EXERCISE INSTRUCTIONS: Omit every image, and transcribe the remaining entries exactly as given.

RECORD EXCERPTS:
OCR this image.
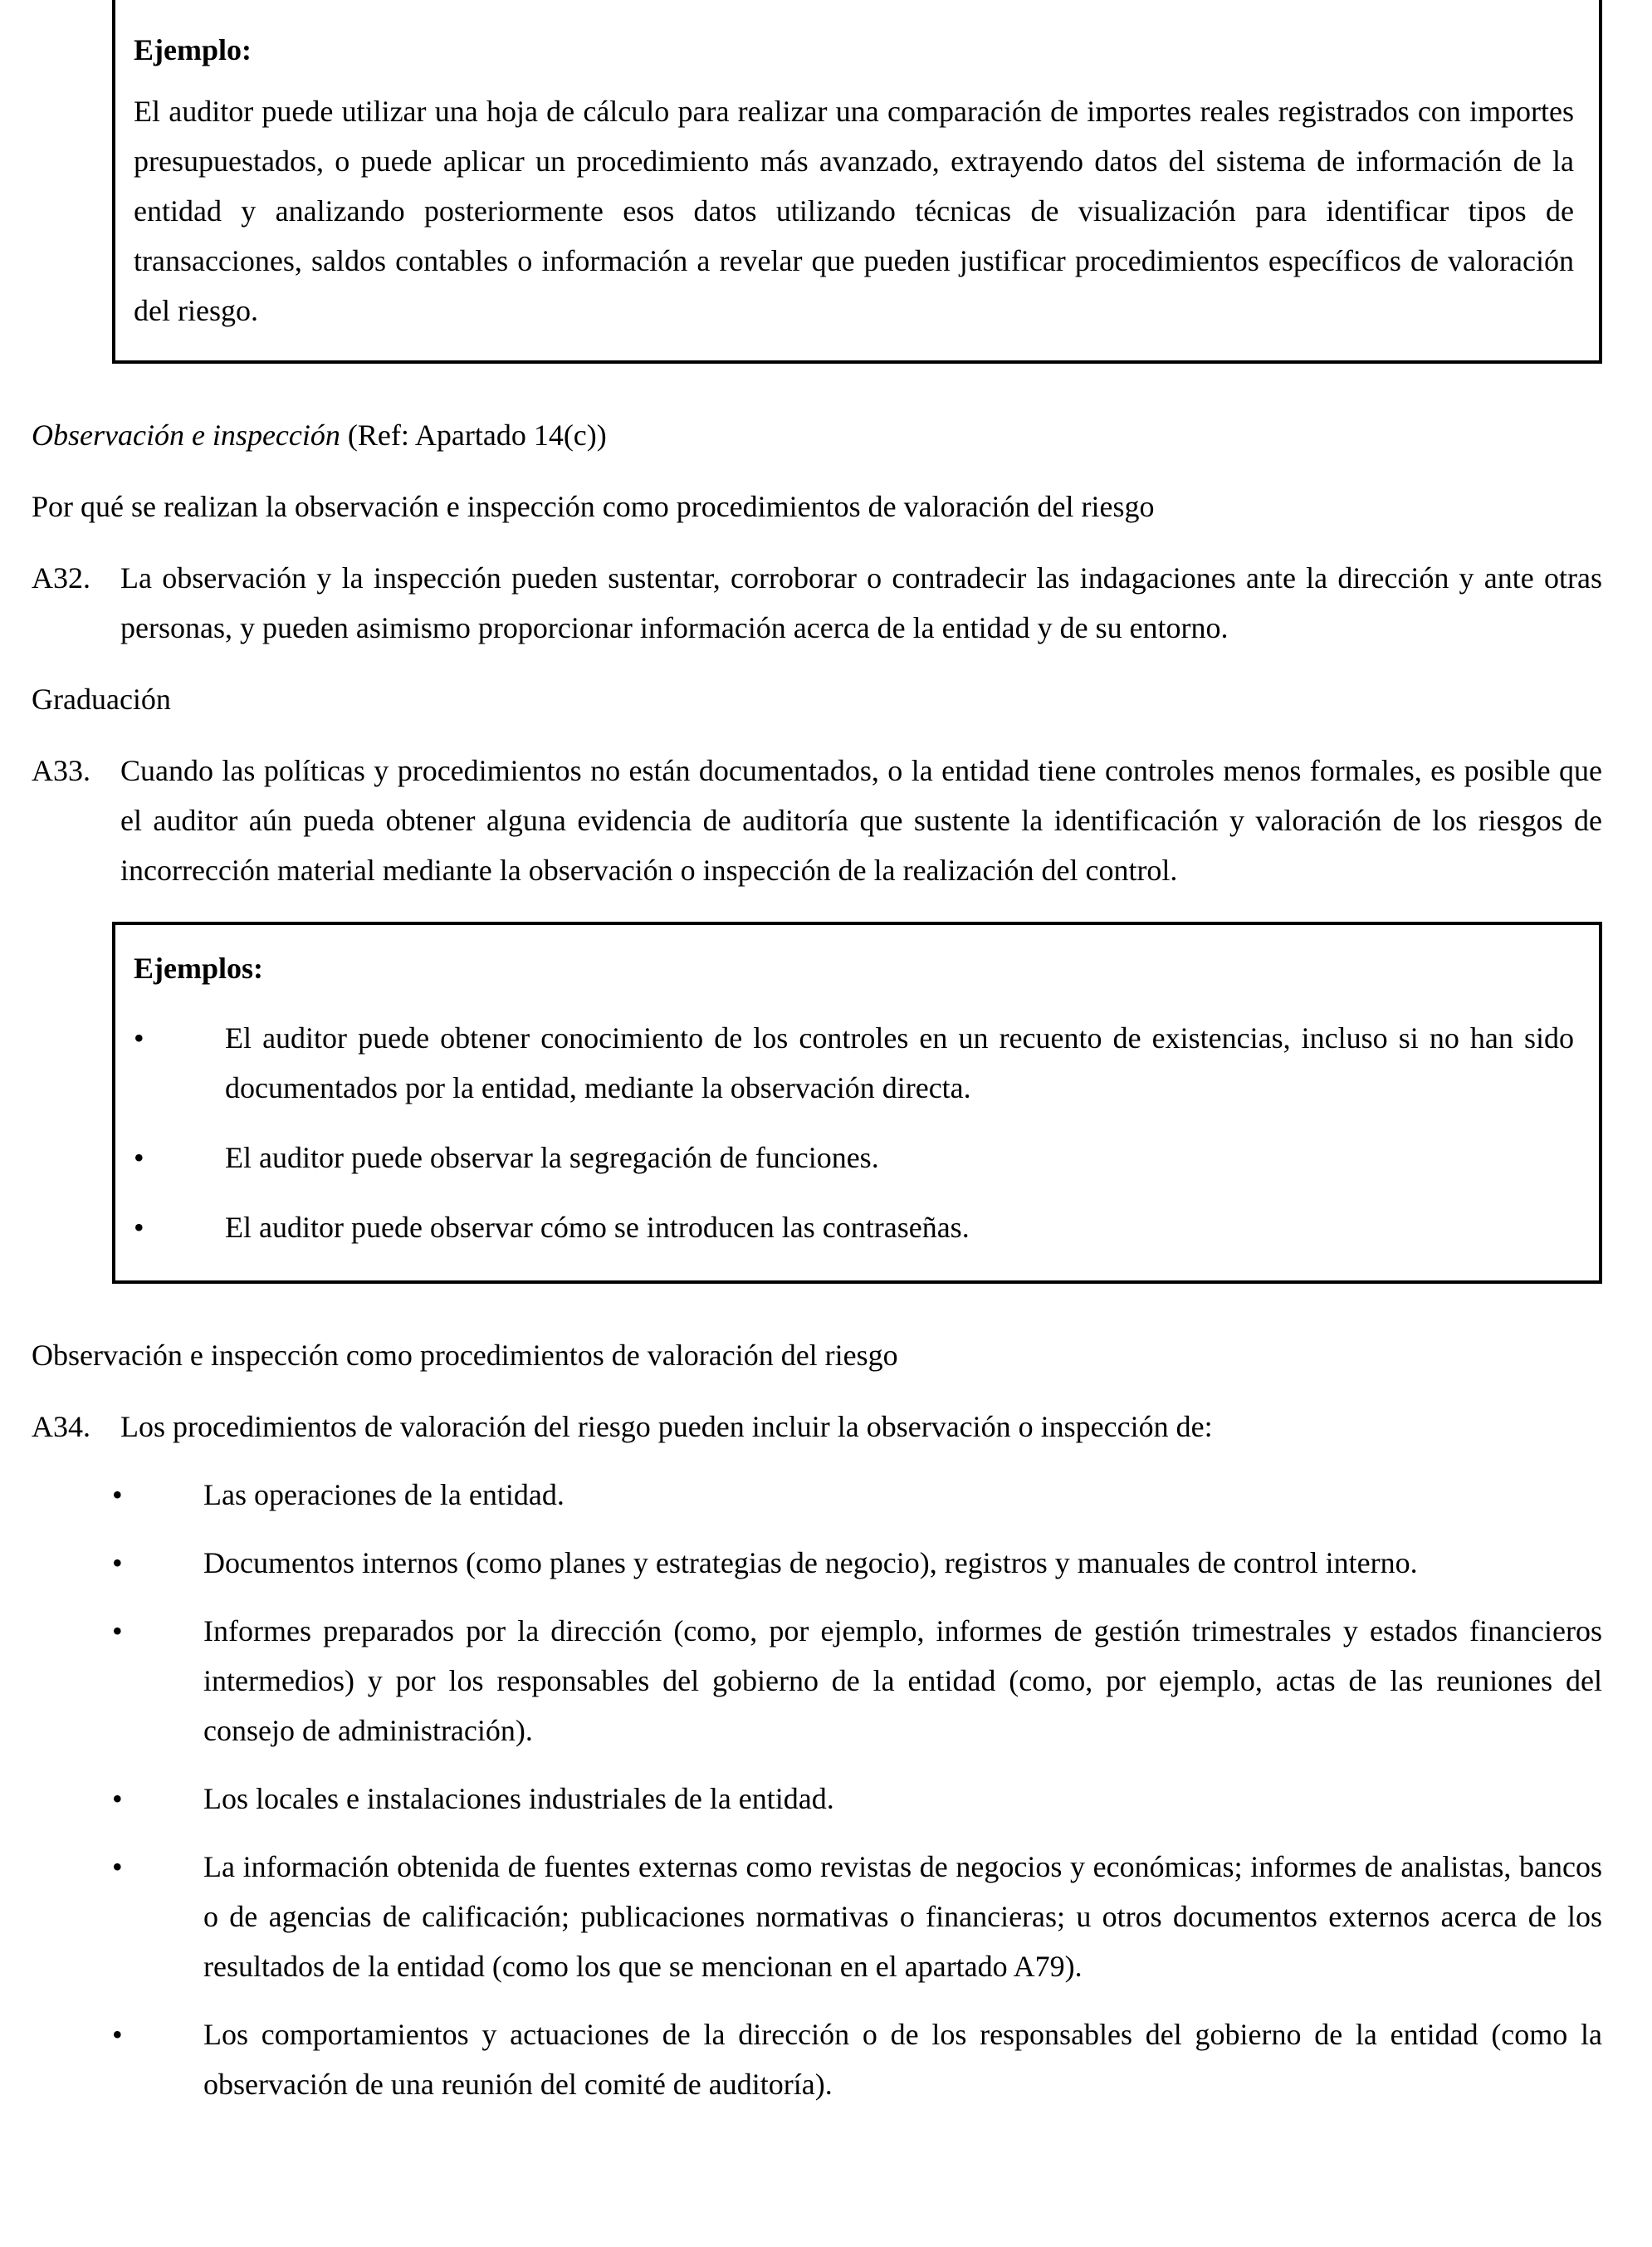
Ejemplo:

El auditor puede utilizar una hoja de cálculo para realizar una comparación de importes reales registrados con importes presupuestados, o puede aplicar un procedimiento más avanzado, extrayendo datos del sistema de información de la entidad y analizando posteriormente esos datos utilizando técnicas de visualización para identificar tipos de transacciones, saldos contables o información a revelar que pueden justificar procedimientos específicos de valoración del riesgo.

Observación e inspección (Ref: Apartado 14(c))
Por qué se realizan la observación e inspección como procedimientos de valoración del riesgo
A32.	La observación y la inspección pueden sustentar, corroborar o contradecir las indagaciones ante la dirección y ante otras personas, y pueden asimismo proporcionar información acerca de la entidad y de su entorno.

Graduación
A33.	Cuando las políticas y procedimientos no están documentados, o la entidad tiene controles menos formales, es posible que el auditor aún pueda obtener alguna evidencia de auditoría que sustente la identificación y valoración de los riesgos de incorrección material mediante la observación o inspección de la realización del control.

Ejemplos:
•	El auditor puede obtener conocimiento de los controles en un recuento de existencias, incluso si no han sido documentados por la entidad, mediante la observación directa.
•	El auditor puede observar la segregación de funciones.
•	El auditor puede observar cómo se introducen las contraseñas.
Observación e inspección como procedimientos de valoración del riesgo
A34.	Los procedimientos de valoración del riesgo pueden incluir la observación o inspección de:

•	Las operaciones de la entidad.
•	Documentos internos (como planes y estrategias de negocio), registros y manuales de control interno.
•	Informes preparados por la dirección (como, por ejemplo, informes de gestión trimestrales y estados financieros intermedios) y por los responsables del gobierno de la entidad (como, por ejemplo, actas de las reuniones del consejo de administración).
•	Los locales e instalaciones industriales de la entidad.
•	La información obtenida de fuentes externas como revistas de negocios y económicas; informes de analistas, bancos o de agencias de calificación; publicaciones normativas o financieras; u otros documentos externos acerca de los resultados de la entidad (como los que se mencionan en el apartado A79).
•	Los comportamientos y actuaciones de la dirección o de los responsables del gobierno de la entidad (como la observación de una reunión del comité de auditoría).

OUTPUT FOR THIS TASK:
OCR this image.
Ejemplo:

El auditor puede utilizar una hoja de cálculo para realizar una comparación de importes reales registrados con importes presupuestados, o puede aplicar un procedimiento más avanzado, extrayendo datos del sistema de información de la entidad y analizando posteriormente esos datos utilizando técnicas de visualización para identificar tipos de transacciones, saldos contables o información a revelar que pueden justificar procedimientos específicos de valoración del riesgo.

Observación e inspección (Ref: Apartado 14(c))
Por qué se realizan la observación e inspección como procedimientos de valoración del riesgo
A32.	La observación y la inspección pueden sustentar, corroborar o contradecir las indagaciones ante la dirección y ante otras personas, y pueden asimismo proporcionar información acerca de la entidad y de su entorno.

Graduación
A33.	Cuando las políticas y procedimientos no están documentados, o la entidad tiene controles menos formales, es posible que el auditor aún pueda obtener alguna evidencia de auditoría que sustente la identificación y valoración de los riesgos de incorrección material mediante la observación o inspección de la realización del control.

Ejemplos:
•	El auditor puede obtener conocimiento de los controles en un recuento de existencias, incluso si no han sido documentados por la entidad, mediante la observación directa.
•	El auditor puede observar la segregación de funciones.
•	El auditor puede observar cómo se introducen las contraseñas.
Observación e inspección como procedimientos de valoración del riesgo
A34.	Los procedimientos de valoración del riesgo pueden incluir la observación o inspección de:

•	Las operaciones de la entidad.
•	Documentos internos (como planes y estrategias de negocio), registros y manuales de control interno.
•	Informes preparados por la dirección (como, por ejemplo, informes de gestión trimestrales y estados financieros intermedios) y por los responsables del gobierno de la entidad (como, por ejemplo, actas de las reuniones del consejo de administración).
•	Los locales e instalaciones industriales de la entidad.
•	La información obtenida de fuentes externas como revistas de negocios y económicas; informes de analistas, bancos o de agencias de calificación; publicaciones normativas o financieras; u otros documentos externos acerca de los resultados de la entidad (como los que se mencionan en el apartado A79).
•	Los comportamientos y actuaciones de la dirección o de los responsables del gobierno de la entidad (como la observación de una reunión del comité de auditoría).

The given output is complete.